Each entry below is to be written out exactly, and the pictures are to be left out.

:: Information shown

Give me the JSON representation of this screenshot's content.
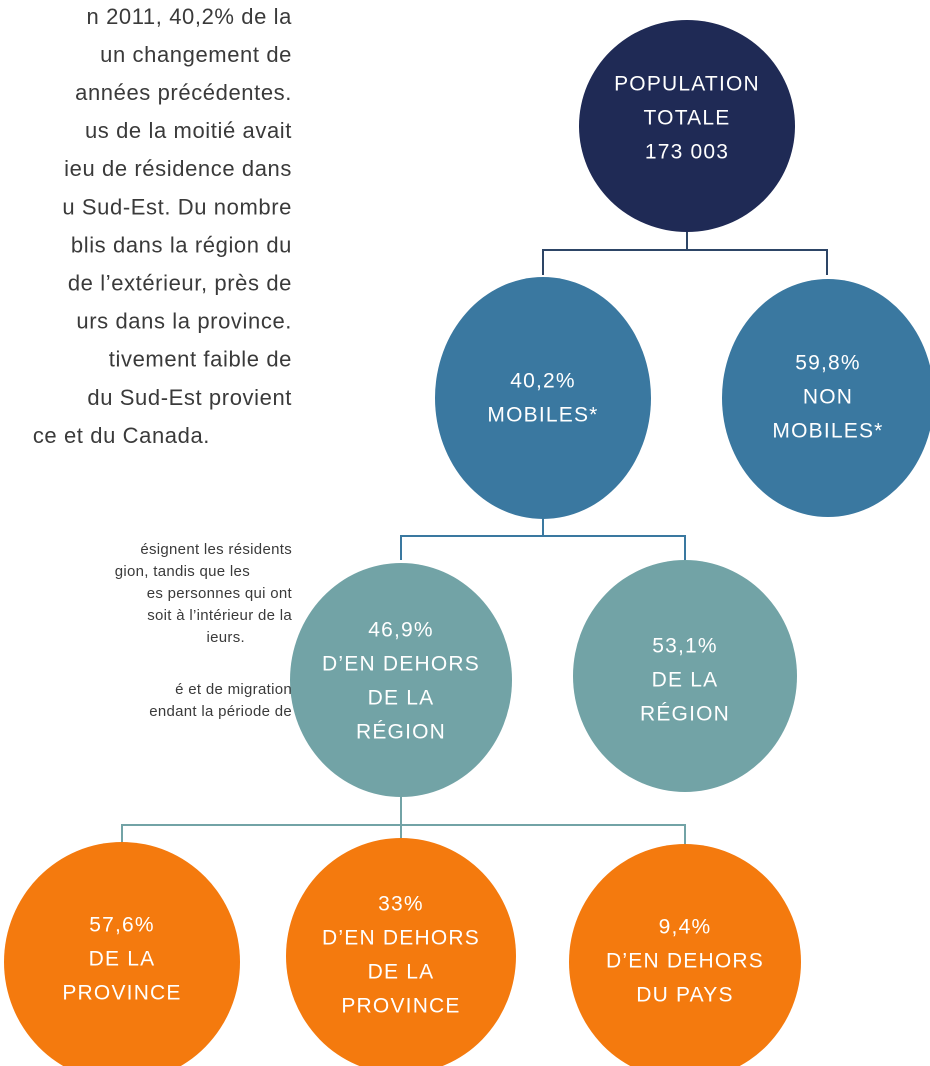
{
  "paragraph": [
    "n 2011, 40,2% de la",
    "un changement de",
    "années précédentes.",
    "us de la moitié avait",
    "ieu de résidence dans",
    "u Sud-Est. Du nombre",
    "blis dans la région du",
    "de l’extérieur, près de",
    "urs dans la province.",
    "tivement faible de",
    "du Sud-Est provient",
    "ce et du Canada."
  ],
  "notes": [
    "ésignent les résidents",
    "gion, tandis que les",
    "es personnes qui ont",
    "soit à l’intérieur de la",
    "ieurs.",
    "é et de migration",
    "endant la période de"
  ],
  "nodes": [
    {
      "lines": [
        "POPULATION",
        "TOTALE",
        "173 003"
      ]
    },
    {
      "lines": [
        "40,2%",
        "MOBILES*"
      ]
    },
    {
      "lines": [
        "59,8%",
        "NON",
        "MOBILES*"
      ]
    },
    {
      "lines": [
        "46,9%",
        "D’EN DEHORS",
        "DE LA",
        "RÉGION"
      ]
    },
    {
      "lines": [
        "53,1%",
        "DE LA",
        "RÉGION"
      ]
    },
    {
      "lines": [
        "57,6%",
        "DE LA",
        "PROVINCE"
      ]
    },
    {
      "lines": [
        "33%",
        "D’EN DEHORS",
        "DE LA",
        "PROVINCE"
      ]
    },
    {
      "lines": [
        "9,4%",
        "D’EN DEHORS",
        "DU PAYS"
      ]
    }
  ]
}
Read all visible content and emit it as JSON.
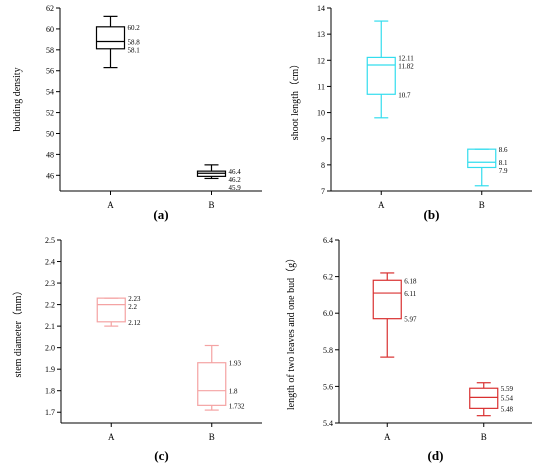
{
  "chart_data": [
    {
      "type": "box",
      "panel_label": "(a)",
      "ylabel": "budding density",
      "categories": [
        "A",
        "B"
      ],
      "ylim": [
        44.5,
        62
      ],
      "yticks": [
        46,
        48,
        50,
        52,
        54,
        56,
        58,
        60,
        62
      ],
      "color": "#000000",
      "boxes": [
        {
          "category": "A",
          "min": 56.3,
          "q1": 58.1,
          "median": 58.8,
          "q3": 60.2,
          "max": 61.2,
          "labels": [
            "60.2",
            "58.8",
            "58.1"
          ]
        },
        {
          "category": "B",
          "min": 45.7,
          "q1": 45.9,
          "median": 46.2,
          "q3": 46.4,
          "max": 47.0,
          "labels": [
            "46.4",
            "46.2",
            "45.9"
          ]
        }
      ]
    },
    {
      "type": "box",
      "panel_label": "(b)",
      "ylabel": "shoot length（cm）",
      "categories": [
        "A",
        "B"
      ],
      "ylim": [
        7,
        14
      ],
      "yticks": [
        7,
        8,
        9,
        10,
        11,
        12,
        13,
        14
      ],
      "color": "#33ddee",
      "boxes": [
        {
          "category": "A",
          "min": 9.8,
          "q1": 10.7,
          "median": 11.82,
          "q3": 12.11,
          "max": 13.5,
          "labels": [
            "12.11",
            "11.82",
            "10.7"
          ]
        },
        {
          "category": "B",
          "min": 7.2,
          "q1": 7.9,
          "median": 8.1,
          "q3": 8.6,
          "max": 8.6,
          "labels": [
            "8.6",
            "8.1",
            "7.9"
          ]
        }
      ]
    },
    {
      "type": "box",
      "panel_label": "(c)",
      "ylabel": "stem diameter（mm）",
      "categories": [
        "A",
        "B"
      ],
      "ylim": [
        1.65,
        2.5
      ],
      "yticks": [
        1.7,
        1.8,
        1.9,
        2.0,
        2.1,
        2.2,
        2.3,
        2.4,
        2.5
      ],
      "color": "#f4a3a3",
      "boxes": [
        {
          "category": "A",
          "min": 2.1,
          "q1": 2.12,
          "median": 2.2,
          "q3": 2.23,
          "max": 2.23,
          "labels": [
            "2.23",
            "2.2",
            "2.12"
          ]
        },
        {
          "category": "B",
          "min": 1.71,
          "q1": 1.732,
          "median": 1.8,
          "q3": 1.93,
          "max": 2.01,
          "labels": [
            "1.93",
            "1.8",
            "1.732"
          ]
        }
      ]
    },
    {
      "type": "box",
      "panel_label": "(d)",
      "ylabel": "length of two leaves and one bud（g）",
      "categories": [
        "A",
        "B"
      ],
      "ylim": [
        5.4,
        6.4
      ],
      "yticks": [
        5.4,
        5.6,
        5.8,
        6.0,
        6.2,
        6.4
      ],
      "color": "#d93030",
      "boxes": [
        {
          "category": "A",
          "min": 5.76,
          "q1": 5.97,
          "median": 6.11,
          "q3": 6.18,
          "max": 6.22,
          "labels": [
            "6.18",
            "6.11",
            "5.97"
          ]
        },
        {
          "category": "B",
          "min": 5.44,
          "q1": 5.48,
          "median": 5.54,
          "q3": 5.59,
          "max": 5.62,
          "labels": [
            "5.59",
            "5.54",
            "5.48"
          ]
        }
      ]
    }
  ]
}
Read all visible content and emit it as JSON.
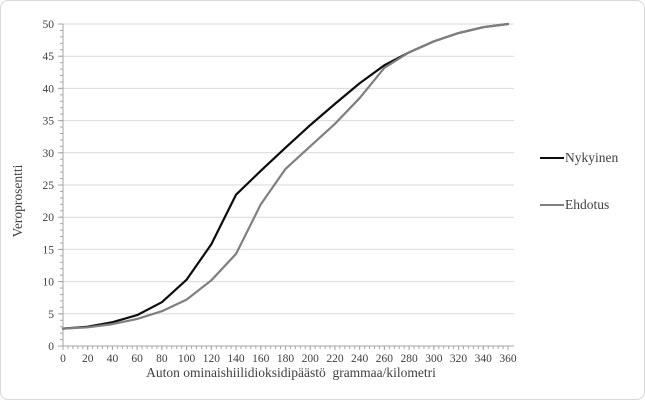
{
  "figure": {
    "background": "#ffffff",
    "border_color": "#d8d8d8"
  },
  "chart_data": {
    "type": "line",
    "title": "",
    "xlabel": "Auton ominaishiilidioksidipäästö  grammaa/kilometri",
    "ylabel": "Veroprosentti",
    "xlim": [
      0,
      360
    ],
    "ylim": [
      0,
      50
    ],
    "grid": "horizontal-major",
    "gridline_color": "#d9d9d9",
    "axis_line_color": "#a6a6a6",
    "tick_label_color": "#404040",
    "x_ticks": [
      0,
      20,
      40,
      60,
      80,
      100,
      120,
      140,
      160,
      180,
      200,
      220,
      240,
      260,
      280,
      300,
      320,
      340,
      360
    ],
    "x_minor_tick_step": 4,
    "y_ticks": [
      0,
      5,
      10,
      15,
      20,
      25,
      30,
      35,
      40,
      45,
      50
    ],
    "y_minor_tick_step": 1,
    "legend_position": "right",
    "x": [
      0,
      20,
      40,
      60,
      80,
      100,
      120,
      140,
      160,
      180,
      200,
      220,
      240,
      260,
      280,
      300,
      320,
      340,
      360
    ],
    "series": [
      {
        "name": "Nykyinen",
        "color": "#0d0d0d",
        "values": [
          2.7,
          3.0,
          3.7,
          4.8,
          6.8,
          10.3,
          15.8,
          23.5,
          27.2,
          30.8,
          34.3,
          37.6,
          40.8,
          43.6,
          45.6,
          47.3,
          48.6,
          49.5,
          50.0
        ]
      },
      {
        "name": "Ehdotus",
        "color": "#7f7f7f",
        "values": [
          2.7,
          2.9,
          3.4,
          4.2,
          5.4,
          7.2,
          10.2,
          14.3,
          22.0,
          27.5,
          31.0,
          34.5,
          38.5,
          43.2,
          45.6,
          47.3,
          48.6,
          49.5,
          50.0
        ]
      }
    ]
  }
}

::::

- _Response for this exercise_:
Give me the JSON representation of this screenshot's content.
{
  "paragraph": [
    "n 2011, 40,2% de la",
    "un changement de",
    "années précédentes.",
    "us de la moitié avait",
    "ieu de résidence dans",
    "u Sud-Est. Du nombre",
    "blis dans la région du",
    "de l’extérieur, près de",
    "urs dans la province.",
    "tivement faible de",
    "du Sud-Est provient",
    "ce et du Canada."
  ],
  "notes": [
    "ésignent les résidents",
    "gion, tandis que les",
    "es personnes qui ont",
    "soit à l’intérieur de la",
    "ieurs.",
    "é et de migration",
    "endant la période de"
  ],
  "nodes": [
    {
      "lines": [
        "POPULATION",
        "TOTALE",
        "173 003"
      ]
    },
    {
      "lines": [
        "40,2%",
        "MOBILES*"
      ]
    },
    {
      "lines": [
        "59,8%",
        "NON",
        "MOBILES*"
      ]
    },
    {
      "lines": [
        "46,9%",
        "D’EN DEHORS",
        "DE LA",
        "RÉGION"
      ]
    },
    {
      "lines": [
        "53,1%",
        "DE LA",
        "RÉGION"
      ]
    },
    {
      "lines": [
        "57,6%",
        "DE LA",
        "PROVINCE"
      ]
    },
    {
      "lines": [
        "33%",
        "D’EN DEHORS",
        "DE LA",
        "PROVINCE"
      ]
    },
    {
      "lines": [
        "9,4%",
        "D’EN DEHORS",
        "DU PAYS"
      ]
    }
  ]
}
Read all visible content and emit it as JSON.
{
  "chart_data": [
    {
      "type": "box",
      "panel_label": "(a)",
      "ylabel": "budding density",
      "categories": [
        "A",
        "B"
      ],
      "ylim": [
        44.5,
        62
      ],
      "yticks": [
        46,
        48,
        50,
        52,
        54,
        56,
        58,
        60,
        62
      ],
      "color": "#000000",
      "boxes": [
        {
          "category": "A",
          "min": 56.3,
          "q1": 58.1,
          "median": 58.8,
          "q3": 60.2,
          "max": 61.2,
          "labels": [
            "60.2",
            "58.8",
            "58.1"
          ]
        },
        {
          "category": "B",
          "min": 45.7,
          "q1": 45.9,
          "median": 46.2,
          "q3": 46.4,
          "max": 47.0,
          "labels": [
            "46.4",
            "46.2",
            "45.9"
          ]
        }
      ]
    },
    {
      "type": "box",
      "panel_label": "(b)",
      "ylabel": "shoot length（cm）",
      "categories": [
        "A",
        "B"
      ],
      "ylim": [
        7,
        14
      ],
      "yticks": [
        7,
        8,
        9,
        10,
        11,
        12,
        13,
        14
      ],
      "color": "#33ddee",
      "boxes": [
        {
          "category": "A",
          "min": 9.8,
          "q1": 10.7,
          "median": 11.82,
          "q3": 12.11,
          "max": 13.5,
          "labels": [
            "12.11",
            "11.82",
            "10.7"
          ]
        },
        {
          "category": "B",
          "min": 7.2,
          "q1": 7.9,
          "median": 8.1,
          "q3": 8.6,
          "max": 8.6,
          "labels": [
            "8.6",
            "8.1",
            "7.9"
          ]
        }
      ]
    },
    {
      "type": "box",
      "panel_label": "(c)",
      "ylabel": "stem diameter（mm）",
      "categories": [
        "A",
        "B"
      ],
      "ylim": [
        1.65,
        2.5
      ],
      "yticks": [
        1.7,
        1.8,
        1.9,
        2.0,
        2.1,
        2.2,
        2.3,
        2.4,
        2.5
      ],
      "color": "#f4a3a3",
      "boxes": [
        {
          "category": "A",
          "min": 2.1,
          "q1": 2.12,
          "median": 2.2,
          "q3": 2.23,
          "max": 2.23,
          "labels": [
            "2.23",
            "2.2",
            "2.12"
          ]
        },
        {
          "category": "B",
          "min": 1.71,
          "q1": 1.732,
          "median": 1.8,
          "q3": 1.93,
          "max": 2.01,
          "labels": [
            "1.93",
            "1.8",
            "1.732"
          ]
        }
      ]
    },
    {
      "type": "box",
      "panel_label": "(d)",
      "ylabel": "length of two leaves and one bud（g）",
      "categories": [
        "A",
        "B"
      ],
      "ylim": [
        5.4,
        6.4
      ],
      "yticks": [
        5.4,
        5.6,
        5.8,
        6.0,
        6.2,
        6.4
      ],
      "color": "#d93030",
      "boxes": [
        {
          "category": "A",
          "min": 5.76,
          "q1": 5.97,
          "median": 6.11,
          "q3": 6.18,
          "max": 6.22,
          "labels": [
            "6.18",
            "6.11",
            "5.97"
          ]
        },
        {
          "category": "B",
          "min": 5.44,
          "q1": 5.48,
          "median": 5.54,
          "q3": 5.59,
          "max": 5.62,
          "labels": [
            "5.59",
            "5.54",
            "5.48"
          ]
        }
      ]
    }
  ]
}
Read all visible content and emit it as JSON.
{
  "figure": {
    "background": "#ffffff",
    "border_color": "#d8d8d8"
  },
  "chart_data": {
    "type": "line",
    "title": "",
    "xlabel": "Auton ominaishiilidioksidipäästö  grammaa/kilometri",
    "ylabel": "Veroprosentti",
    "xlim": [
      0,
      360
    ],
    "ylim": [
      0,
      50
    ],
    "grid": "horizontal-major",
    "gridline_color": "#d9d9d9",
    "axis_line_color": "#a6a6a6",
    "tick_label_color": "#404040",
    "x_ticks": [
      0,
      20,
      40,
      60,
      80,
      100,
      120,
      140,
      160,
      180,
      200,
      220,
      240,
      260,
      280,
      300,
      320,
      340,
      360
    ],
    "x_minor_tick_step": 4,
    "y_ticks": [
      0,
      5,
      10,
      15,
      20,
      25,
      30,
      35,
      40,
      45,
      50
    ],
    "y_minor_tick_step": 1,
    "legend_position": "right",
    "x": [
      0,
      20,
      40,
      60,
      80,
      100,
      120,
      140,
      160,
      180,
      200,
      220,
      240,
      260,
      280,
      300,
      320,
      340,
      360
    ],
    "series": [
      {
        "name": "Nykyinen",
        "color": "#0d0d0d",
        "values": [
          2.7,
          3.0,
          3.7,
          4.8,
          6.8,
          10.3,
          15.8,
          23.5,
          27.2,
          30.8,
          34.3,
          37.6,
          40.8,
          43.6,
          45.6,
          47.3,
          48.6,
          49.5,
          50.0
        ]
      },
      {
        "name": "Ehdotus",
        "color": "#7f7f7f",
        "values": [
          2.7,
          2.9,
          3.4,
          4.2,
          5.4,
          7.2,
          10.2,
          14.3,
          22.0,
          27.5,
          31.0,
          34.5,
          38.5,
          43.2,
          45.6,
          47.3,
          48.6,
          49.5,
          50.0
        ]
      }
    ]
  }
}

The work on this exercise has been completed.